Directions:
Work out the number of lines in the records that include the word "государственного"; reply with that number alone.

Given information:

──────

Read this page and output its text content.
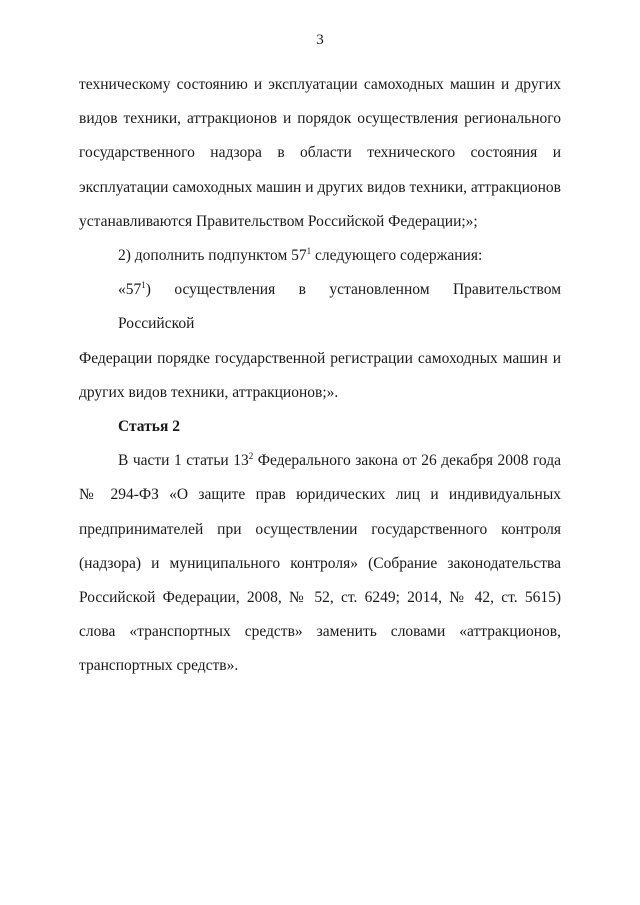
3

техническому состоянию и эксплуатации самоходных машин и других
видов техники, аттракционов и порядок осуществления регионального
государственного надзора в области технического состояния и
эксплуатации самоходных машин и других видов техники, аттракционов
устанавливаются Правительством Российской Федерации;»;

2) дополнить подпунктом $57^1$ следующего содержания:

«$57^1$) осуществления в установленном Правительством Российской
Федерации порядке государственной регистрации самоходных машин и
других видов техники, аттракционов;».

Статья 2

В части 1 статьи $13^2$ Федерального закона от 26 декабря 2008 года
№ 294-ФЗ «О защите прав юридических лиц и индивидуальных
предпринимателей при осуществлении государственного контроля
(надзора) и муниципального контроля» (Собрание законодательства
Российской Федерации, 2008, № 52, ст. 6249; 2014, № 42, ст. 5615)
слова «транспортных средств» заменить словами «аттракционов,
транспортных средств».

──────

The answer:
2